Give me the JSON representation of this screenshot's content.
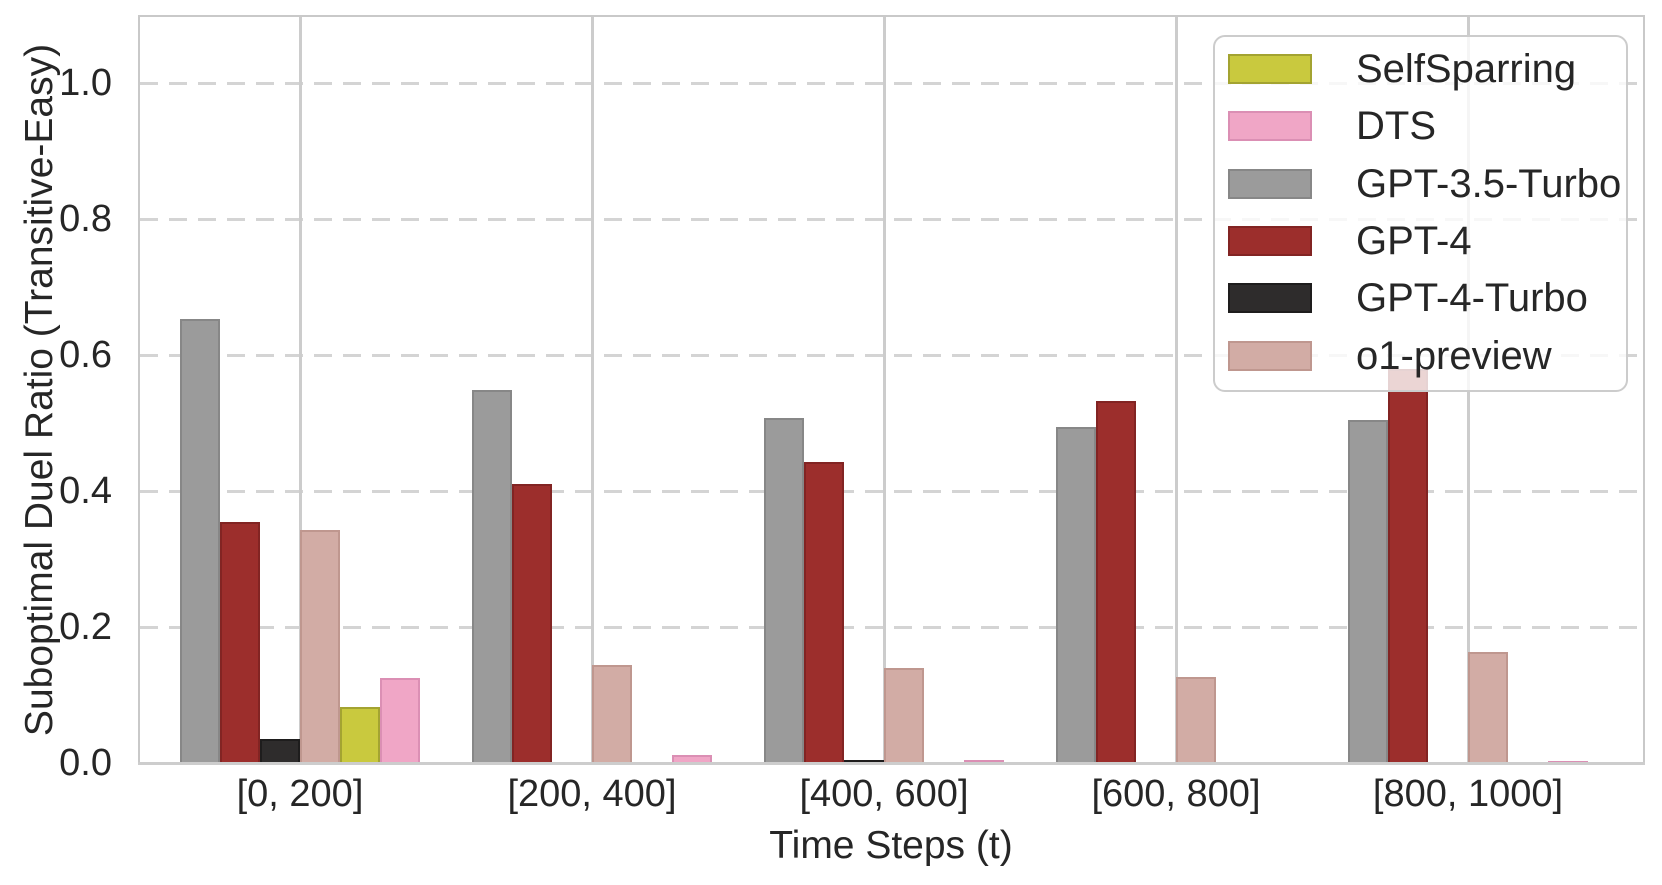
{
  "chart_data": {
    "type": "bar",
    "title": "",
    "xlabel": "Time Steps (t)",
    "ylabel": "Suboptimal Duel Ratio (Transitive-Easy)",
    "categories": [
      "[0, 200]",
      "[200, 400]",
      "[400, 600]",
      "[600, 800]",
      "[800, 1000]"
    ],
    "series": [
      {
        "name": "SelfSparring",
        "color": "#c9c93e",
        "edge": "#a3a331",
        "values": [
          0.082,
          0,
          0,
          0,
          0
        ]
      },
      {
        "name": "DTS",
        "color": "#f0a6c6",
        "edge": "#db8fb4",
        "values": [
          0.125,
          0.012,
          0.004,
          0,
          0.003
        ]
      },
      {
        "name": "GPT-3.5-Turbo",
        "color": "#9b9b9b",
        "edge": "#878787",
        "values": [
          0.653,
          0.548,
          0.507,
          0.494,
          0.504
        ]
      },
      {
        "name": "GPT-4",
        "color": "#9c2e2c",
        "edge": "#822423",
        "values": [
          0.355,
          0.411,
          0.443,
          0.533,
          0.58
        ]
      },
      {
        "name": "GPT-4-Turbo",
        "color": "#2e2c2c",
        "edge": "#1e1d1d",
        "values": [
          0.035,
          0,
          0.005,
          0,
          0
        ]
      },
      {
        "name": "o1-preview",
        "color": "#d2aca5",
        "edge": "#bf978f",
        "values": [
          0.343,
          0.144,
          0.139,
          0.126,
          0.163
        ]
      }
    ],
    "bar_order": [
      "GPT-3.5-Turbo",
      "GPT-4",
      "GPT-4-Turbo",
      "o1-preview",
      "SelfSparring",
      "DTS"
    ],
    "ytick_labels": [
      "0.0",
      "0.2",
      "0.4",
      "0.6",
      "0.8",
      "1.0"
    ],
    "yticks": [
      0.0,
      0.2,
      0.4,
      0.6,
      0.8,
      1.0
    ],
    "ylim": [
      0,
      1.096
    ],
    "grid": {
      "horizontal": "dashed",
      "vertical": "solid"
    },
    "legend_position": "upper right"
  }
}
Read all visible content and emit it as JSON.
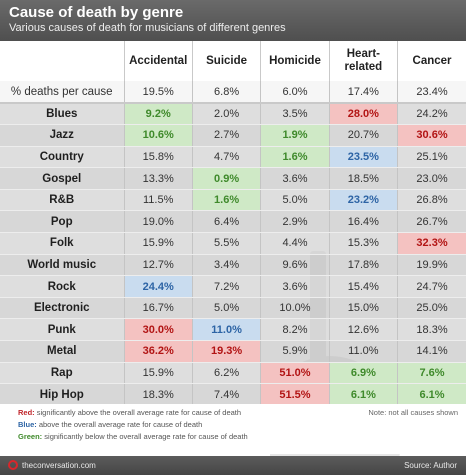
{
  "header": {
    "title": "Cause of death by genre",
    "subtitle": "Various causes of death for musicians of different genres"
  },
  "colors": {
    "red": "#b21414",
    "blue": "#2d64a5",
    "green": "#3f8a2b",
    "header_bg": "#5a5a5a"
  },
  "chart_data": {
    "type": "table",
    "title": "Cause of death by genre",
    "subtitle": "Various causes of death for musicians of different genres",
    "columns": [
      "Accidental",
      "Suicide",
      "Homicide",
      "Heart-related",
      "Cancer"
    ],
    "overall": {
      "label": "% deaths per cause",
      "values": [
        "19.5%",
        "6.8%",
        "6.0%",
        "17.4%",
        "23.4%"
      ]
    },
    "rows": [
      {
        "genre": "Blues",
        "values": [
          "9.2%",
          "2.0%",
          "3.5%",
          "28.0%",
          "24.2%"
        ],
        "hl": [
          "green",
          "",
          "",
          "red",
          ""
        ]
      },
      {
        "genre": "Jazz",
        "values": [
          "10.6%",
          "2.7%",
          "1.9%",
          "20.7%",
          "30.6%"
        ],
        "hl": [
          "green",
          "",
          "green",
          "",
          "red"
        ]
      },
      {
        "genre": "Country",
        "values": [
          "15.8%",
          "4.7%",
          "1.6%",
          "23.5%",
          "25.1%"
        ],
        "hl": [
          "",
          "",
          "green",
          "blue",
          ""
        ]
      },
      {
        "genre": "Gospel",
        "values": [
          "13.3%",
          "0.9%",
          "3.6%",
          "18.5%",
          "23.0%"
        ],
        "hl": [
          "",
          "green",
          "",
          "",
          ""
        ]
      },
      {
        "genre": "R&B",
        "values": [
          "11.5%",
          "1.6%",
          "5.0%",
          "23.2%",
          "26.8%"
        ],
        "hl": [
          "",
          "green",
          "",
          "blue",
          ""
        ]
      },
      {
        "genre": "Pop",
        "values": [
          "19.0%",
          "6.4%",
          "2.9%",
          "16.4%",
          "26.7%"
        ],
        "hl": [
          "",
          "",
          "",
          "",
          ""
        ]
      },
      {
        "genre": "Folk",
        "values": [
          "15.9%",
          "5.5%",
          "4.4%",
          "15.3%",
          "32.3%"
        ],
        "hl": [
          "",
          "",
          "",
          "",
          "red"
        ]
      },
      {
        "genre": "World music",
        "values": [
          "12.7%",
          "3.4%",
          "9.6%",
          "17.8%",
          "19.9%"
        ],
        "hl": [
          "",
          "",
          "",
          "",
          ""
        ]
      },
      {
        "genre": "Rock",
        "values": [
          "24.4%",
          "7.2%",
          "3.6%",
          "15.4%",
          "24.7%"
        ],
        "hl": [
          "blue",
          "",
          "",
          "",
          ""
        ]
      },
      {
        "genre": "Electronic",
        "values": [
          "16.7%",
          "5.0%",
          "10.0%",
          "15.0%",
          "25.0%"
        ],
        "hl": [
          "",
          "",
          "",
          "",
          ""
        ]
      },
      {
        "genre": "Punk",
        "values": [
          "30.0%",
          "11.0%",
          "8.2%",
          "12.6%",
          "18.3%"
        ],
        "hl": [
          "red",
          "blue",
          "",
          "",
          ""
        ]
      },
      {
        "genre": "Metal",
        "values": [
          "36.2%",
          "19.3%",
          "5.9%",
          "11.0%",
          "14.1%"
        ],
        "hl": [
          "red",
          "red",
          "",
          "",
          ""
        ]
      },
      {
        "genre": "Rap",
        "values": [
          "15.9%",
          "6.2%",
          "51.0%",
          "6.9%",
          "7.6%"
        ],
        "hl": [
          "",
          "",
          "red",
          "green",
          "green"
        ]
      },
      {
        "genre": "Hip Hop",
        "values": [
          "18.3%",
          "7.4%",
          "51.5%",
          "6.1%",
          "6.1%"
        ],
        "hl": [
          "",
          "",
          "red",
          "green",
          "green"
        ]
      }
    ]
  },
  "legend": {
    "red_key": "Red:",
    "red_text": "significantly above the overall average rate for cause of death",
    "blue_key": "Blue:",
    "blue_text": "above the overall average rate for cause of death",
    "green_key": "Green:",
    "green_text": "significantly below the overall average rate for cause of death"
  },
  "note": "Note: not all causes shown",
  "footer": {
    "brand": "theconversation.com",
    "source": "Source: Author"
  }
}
#####
# WRITTEN REQUEST
Can you retype every record above exactly, leaving out the pictures?

# SOLUTION
Give me the JSON representation of this screenshot's content.
{
  "chart_data": {
    "type": "bar",
    "title": "",
    "xlabel": "Time Steps (t)",
    "ylabel": "Suboptimal Duel Ratio (Transitive-Easy)",
    "categories": [
      "[0, 200]",
      "[200, 400]",
      "[400, 600]",
      "[600, 800]",
      "[800, 1000]"
    ],
    "series": [
      {
        "name": "SelfSparring",
        "color": "#c9c93e",
        "edge": "#a3a331",
        "values": [
          0.082,
          0,
          0,
          0,
          0
        ]
      },
      {
        "name": "DTS",
        "color": "#f0a6c6",
        "edge": "#db8fb4",
        "values": [
          0.125,
          0.012,
          0.004,
          0,
          0.003
        ]
      },
      {
        "name": "GPT-3.5-Turbo",
        "color": "#9b9b9b",
        "edge": "#878787",
        "values": [
          0.653,
          0.548,
          0.507,
          0.494,
          0.504
        ]
      },
      {
        "name": "GPT-4",
        "color": "#9c2e2c",
        "edge": "#822423",
        "values": [
          0.355,
          0.411,
          0.443,
          0.533,
          0.58
        ]
      },
      {
        "name": "GPT-4-Turbo",
        "color": "#2e2c2c",
        "edge": "#1e1d1d",
        "values": [
          0.035,
          0,
          0.005,
          0,
          0
        ]
      },
      {
        "name": "o1-preview",
        "color": "#d2aca5",
        "edge": "#bf978f",
        "values": [
          0.343,
          0.144,
          0.139,
          0.126,
          0.163
        ]
      }
    ],
    "bar_order": [
      "GPT-3.5-Turbo",
      "GPT-4",
      "GPT-4-Turbo",
      "o1-preview",
      "SelfSparring",
      "DTS"
    ],
    "ytick_labels": [
      "0.0",
      "0.2",
      "0.4",
      "0.6",
      "0.8",
      "1.0"
    ],
    "yticks": [
      0.0,
      0.2,
      0.4,
      0.6,
      0.8,
      1.0
    ],
    "ylim": [
      0,
      1.096
    ],
    "grid": {
      "horizontal": "dashed",
      "vertical": "solid"
    },
    "legend_position": "upper right"
  }
}
Read all visible content and emit it as JSON.
{
  "header": {
    "title": "Cause of death by genre",
    "subtitle": "Various causes of death for musicians of different genres"
  },
  "colors": {
    "red": "#b21414",
    "blue": "#2d64a5",
    "green": "#3f8a2b",
    "header_bg": "#5a5a5a"
  },
  "chart_data": {
    "type": "table",
    "title": "Cause of death by genre",
    "subtitle": "Various causes of death for musicians of different genres",
    "columns": [
      "Accidental",
      "Suicide",
      "Homicide",
      "Heart-related",
      "Cancer"
    ],
    "overall": {
      "label": "% deaths per cause",
      "values": [
        "19.5%",
        "6.8%",
        "6.0%",
        "17.4%",
        "23.4%"
      ]
    },
    "rows": [
      {
        "genre": "Blues",
        "values": [
          "9.2%",
          "2.0%",
          "3.5%",
          "28.0%",
          "24.2%"
        ],
        "hl": [
          "green",
          "",
          "",
          "red",
          ""
        ]
      },
      {
        "genre": "Jazz",
        "values": [
          "10.6%",
          "2.7%",
          "1.9%",
          "20.7%",
          "30.6%"
        ],
        "hl": [
          "green",
          "",
          "green",
          "",
          "red"
        ]
      },
      {
        "genre": "Country",
        "values": [
          "15.8%",
          "4.7%",
          "1.6%",
          "23.5%",
          "25.1%"
        ],
        "hl": [
          "",
          "",
          "green",
          "blue",
          ""
        ]
      },
      {
        "genre": "Gospel",
        "values": [
          "13.3%",
          "0.9%",
          "3.6%",
          "18.5%",
          "23.0%"
        ],
        "hl": [
          "",
          "green",
          "",
          "",
          ""
        ]
      },
      {
        "genre": "R&B",
        "values": [
          "11.5%",
          "1.6%",
          "5.0%",
          "23.2%",
          "26.8%"
        ],
        "hl": [
          "",
          "green",
          "",
          "blue",
          ""
        ]
      },
      {
        "genre": "Pop",
        "values": [
          "19.0%",
          "6.4%",
          "2.9%",
          "16.4%",
          "26.7%"
        ],
        "hl": [
          "",
          "",
          "",
          "",
          ""
        ]
      },
      {
        "genre": "Folk",
        "values": [
          "15.9%",
          "5.5%",
          "4.4%",
          "15.3%",
          "32.3%"
        ],
        "hl": [
          "",
          "",
          "",
          "",
          "red"
        ]
      },
      {
        "genre": "World music",
        "values": [
          "12.7%",
          "3.4%",
          "9.6%",
          "17.8%",
          "19.9%"
        ],
        "hl": [
          "",
          "",
          "",
          "",
          ""
        ]
      },
      {
        "genre": "Rock",
        "values": [
          "24.4%",
          "7.2%",
          "3.6%",
          "15.4%",
          "24.7%"
        ],
        "hl": [
          "blue",
          "",
          "",
          "",
          ""
        ]
      },
      {
        "genre": "Electronic",
        "values": [
          "16.7%",
          "5.0%",
          "10.0%",
          "15.0%",
          "25.0%"
        ],
        "hl": [
          "",
          "",
          "",
          "",
          ""
        ]
      },
      {
        "genre": "Punk",
        "values": [
          "30.0%",
          "11.0%",
          "8.2%",
          "12.6%",
          "18.3%"
        ],
        "hl": [
          "red",
          "blue",
          "",
          "",
          ""
        ]
      },
      {
        "genre": "Metal",
        "values": [
          "36.2%",
          "19.3%",
          "5.9%",
          "11.0%",
          "14.1%"
        ],
        "hl": [
          "red",
          "red",
          "",
          "",
          ""
        ]
      },
      {
        "genre": "Rap",
        "values": [
          "15.9%",
          "6.2%",
          "51.0%",
          "6.9%",
          "7.6%"
        ],
        "hl": [
          "",
          "",
          "red",
          "green",
          "green"
        ]
      },
      {
        "genre": "Hip Hop",
        "values": [
          "18.3%",
          "7.4%",
          "51.5%",
          "6.1%",
          "6.1%"
        ],
        "hl": [
          "",
          "",
          "red",
          "green",
          "green"
        ]
      }
    ]
  },
  "legend": {
    "red_key": "Red:",
    "red_text": "significantly above the overall average rate for cause of death",
    "blue_key": "Blue:",
    "blue_text": "above the overall average rate for cause of death",
    "green_key": "Green:",
    "green_text": "significantly below the overall average rate for cause of death"
  },
  "note": "Note: not all causes shown",
  "footer": {
    "brand": "theconversation.com",
    "source": "Source: Author"
  }
}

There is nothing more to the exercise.